→ **TEXT SEGMENT**
::::
Installing Cloudera Manager and CDH

This section introduces options for installing Cloudera Manager, CDH, and managed services. You can install:

Cloudera Manager Deployment

A Cloudera Manager deployment consists of the following software components:
  • Oracle JDK
  • Cloudera Manager Server and Agent packages
  • Supporting database software
  • CDH and managed service software
This section describes the three main installation paths for creating a new Cloudera Manager deployment and the criteria for choosing an installation path. If your cluster already has an installation of a previous version of Cloudera Manager, follow the instructions in Cloudera Upgrade.
::::
→ **PROMPT**
Please rewrite the paragraph beginning "This section describes the three main installation paths" from the Cloudera Manager installation text more briefly, keeping its main facts. The lines after this point are separate material with no connection to the text above.

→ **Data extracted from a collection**
::::
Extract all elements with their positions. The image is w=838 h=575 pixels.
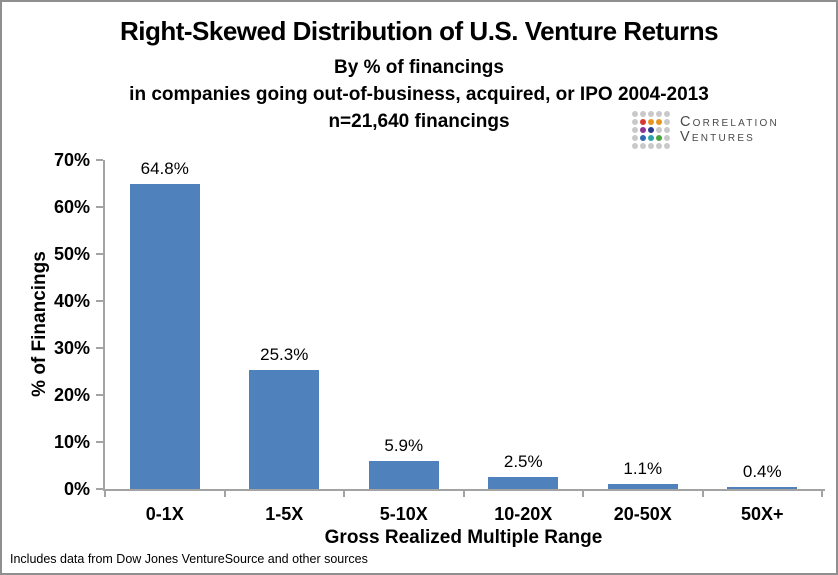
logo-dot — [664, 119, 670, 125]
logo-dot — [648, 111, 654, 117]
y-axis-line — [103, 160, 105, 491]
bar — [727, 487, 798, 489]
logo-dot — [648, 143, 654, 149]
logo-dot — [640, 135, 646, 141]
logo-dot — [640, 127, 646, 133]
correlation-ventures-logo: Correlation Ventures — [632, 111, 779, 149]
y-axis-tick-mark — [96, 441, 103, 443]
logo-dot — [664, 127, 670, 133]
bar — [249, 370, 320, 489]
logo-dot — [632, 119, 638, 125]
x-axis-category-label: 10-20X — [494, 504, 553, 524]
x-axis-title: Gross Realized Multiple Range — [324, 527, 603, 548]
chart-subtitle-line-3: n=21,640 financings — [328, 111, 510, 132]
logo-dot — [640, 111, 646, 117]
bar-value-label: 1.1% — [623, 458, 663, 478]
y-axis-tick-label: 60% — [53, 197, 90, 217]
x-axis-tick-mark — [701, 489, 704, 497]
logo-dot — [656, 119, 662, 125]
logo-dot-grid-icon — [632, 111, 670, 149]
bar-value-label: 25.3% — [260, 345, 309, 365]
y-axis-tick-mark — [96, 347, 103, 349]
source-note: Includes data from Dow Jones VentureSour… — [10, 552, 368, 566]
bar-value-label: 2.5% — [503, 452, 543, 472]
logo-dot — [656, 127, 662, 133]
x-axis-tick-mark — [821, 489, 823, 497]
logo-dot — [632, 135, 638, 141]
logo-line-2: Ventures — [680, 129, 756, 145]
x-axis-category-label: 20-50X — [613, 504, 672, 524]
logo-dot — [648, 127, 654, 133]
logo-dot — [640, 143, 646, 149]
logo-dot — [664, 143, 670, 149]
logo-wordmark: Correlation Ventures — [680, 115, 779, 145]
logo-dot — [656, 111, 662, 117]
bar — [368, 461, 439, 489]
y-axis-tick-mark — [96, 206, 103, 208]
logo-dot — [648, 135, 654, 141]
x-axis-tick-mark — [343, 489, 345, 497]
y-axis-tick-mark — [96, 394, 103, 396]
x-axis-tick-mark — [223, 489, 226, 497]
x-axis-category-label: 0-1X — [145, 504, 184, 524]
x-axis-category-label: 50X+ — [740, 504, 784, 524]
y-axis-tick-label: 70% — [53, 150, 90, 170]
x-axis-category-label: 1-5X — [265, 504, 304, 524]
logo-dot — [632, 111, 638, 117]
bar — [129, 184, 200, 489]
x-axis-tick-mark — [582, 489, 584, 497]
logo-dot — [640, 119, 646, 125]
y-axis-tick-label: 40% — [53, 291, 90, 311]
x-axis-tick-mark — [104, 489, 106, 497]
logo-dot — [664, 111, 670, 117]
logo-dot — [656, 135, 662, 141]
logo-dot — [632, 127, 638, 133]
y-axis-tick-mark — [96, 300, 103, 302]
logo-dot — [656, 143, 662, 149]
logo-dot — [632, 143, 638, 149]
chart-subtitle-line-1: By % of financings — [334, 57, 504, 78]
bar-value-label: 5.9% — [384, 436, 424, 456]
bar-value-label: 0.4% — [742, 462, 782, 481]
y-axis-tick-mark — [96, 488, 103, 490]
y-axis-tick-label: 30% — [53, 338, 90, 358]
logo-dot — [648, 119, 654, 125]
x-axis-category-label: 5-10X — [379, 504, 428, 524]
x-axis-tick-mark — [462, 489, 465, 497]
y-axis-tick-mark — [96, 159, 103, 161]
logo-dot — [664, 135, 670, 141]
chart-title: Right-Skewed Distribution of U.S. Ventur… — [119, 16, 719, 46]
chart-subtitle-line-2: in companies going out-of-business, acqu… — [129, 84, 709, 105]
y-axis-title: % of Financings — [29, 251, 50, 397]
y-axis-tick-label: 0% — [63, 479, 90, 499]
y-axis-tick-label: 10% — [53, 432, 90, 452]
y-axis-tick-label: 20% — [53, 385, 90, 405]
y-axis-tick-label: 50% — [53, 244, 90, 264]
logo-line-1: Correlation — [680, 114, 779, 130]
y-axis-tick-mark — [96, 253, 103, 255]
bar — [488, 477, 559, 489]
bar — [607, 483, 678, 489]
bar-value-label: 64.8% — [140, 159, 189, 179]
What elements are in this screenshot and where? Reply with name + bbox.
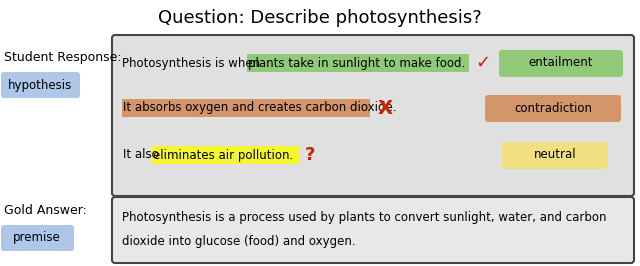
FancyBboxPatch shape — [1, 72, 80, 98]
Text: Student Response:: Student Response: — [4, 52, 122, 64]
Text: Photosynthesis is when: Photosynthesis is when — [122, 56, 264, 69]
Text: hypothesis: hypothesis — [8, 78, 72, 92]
::::
→ **TASK ANSWER**
The section covers the three main installation paths for a new Cloudera Manager deployment and how to choose among them. A cluster that already has a previous version of Cloudera Manager installed should follow the instructions in Cloudera Upgrade.